The mean HPR on stocks is 16.6% and the standard deviation is 1.92
Mean (Expected Return):
Mean = Σ (Probability * HPR)
Standard Deviation (Risk):
Standard Deviation = √Σ [Probability * (HPR - Mean)^2]
For Mean:
= (0.2 * 37%) + (0.6 * 22%) + (0.2 * -20%)
= 7.4% + 13.2% - 4%
= 16.6%
For Standard Deviation:
= √[(0.2 * (37% - 16.6%)^2) + (0.6 * (22% - 16.6%)^2) + (0.2 * (-20% - 16.6%)^2)]
= √[(0.2 * (20.4%)^2) + (0.6 * (5.4%)^2) + (0.2 * (-36.6%)^2)]
= √[(0.2 * 4.1616) + (0.6 * 0.2916) + (0.2 * 13.3956)]
= √[0.83232 + 0.17496 + 2.67912]
= √3.6864
= 1.92.
Full question:
Suppose your expectations regarding the stock market are as follows:
State of Economy Probability HPR
Boom 0.2 37%
Normal growth 0.6 22%
Recession 0.2 -20%
Compute the mean and standard deviation of the HPR on stocks.
——
_Aim of the exercise_
Rewrite the stock return calculation starting at "The mean HPR" and ending at "22%) + (0.2 * -20%)", replacing "HPR" with "holding-period return" throughout that span. The entries that come next are separate material, unrelated to the stock return calculation.

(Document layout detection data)
——
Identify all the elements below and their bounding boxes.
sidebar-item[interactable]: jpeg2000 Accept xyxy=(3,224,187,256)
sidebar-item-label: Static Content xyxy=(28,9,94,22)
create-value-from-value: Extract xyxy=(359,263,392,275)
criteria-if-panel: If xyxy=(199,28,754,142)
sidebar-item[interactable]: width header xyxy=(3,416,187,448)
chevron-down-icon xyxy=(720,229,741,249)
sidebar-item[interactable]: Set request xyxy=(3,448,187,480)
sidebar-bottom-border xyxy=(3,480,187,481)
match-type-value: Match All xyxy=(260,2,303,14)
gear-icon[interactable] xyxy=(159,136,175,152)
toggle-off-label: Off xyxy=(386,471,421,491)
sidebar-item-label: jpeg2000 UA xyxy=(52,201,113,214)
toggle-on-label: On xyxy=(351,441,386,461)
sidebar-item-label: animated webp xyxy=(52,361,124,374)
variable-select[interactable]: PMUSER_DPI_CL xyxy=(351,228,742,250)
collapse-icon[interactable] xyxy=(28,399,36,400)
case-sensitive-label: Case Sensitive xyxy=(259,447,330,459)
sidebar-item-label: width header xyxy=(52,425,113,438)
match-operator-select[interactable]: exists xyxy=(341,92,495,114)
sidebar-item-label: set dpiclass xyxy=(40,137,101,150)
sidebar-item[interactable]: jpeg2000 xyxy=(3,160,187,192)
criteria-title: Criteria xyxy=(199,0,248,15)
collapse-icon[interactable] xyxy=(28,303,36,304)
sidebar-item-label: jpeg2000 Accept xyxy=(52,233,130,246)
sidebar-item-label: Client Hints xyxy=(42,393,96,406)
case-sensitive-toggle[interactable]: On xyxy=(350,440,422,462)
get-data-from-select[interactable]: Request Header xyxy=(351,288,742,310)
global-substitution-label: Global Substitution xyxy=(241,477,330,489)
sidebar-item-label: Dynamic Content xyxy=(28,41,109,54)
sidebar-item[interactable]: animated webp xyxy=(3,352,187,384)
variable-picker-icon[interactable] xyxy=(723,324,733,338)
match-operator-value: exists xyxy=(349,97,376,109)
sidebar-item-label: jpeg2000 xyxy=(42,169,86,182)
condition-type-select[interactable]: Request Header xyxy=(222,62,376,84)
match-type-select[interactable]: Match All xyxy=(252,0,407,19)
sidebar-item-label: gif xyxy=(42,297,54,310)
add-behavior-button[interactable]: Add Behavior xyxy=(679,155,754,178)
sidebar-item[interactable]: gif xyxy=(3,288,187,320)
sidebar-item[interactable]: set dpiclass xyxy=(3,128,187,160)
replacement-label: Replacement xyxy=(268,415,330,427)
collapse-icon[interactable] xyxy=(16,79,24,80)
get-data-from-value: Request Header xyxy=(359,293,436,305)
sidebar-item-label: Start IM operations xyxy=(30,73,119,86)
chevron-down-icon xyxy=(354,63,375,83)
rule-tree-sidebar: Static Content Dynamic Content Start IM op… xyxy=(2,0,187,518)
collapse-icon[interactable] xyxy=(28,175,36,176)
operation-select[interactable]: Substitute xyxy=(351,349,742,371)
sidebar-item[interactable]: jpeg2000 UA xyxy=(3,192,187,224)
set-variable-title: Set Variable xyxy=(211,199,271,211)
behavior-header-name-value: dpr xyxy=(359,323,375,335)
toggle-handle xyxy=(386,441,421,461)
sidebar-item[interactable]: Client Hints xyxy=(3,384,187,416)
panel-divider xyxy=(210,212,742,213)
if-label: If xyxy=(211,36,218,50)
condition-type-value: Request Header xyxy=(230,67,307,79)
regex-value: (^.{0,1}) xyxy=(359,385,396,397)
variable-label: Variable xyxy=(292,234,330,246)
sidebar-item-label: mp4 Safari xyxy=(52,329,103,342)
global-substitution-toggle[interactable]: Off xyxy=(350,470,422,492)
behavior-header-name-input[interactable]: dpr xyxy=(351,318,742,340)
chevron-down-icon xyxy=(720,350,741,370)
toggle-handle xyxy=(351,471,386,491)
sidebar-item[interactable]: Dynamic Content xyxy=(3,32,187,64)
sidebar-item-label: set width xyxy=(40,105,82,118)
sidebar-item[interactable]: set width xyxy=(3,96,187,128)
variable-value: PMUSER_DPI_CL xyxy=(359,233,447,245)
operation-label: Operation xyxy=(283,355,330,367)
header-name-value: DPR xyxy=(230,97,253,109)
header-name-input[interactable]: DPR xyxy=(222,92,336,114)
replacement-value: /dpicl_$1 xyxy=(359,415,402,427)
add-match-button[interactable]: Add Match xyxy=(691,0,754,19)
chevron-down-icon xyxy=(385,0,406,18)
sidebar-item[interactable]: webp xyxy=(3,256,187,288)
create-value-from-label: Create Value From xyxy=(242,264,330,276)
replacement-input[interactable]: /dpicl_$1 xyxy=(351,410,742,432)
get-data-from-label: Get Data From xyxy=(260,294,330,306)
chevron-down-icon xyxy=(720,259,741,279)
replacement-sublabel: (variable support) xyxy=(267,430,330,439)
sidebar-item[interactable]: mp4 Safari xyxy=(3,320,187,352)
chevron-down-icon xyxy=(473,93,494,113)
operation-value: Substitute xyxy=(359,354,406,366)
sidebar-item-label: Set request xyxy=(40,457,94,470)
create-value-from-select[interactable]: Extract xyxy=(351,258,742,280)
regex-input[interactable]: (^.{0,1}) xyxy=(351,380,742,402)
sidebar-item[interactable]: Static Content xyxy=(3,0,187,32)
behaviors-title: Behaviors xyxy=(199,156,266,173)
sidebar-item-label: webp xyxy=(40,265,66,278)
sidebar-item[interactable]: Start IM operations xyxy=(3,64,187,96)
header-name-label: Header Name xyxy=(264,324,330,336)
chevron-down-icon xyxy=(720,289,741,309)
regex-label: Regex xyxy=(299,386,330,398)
——
_Answer to the problem_
The mean holding-period return on stocks is 16.6% and the standard deviation is 1.92
Mean (Expected Return):
Mean = Σ (Probability * holding-period return)
Standard Deviation (Risk):
Standard Deviation = √Σ [Probability * (holding-period return - Mean)^2]
For Mean:
= (0.2 * 37%) + (0.6 * 22%) + (0.2 * -20%)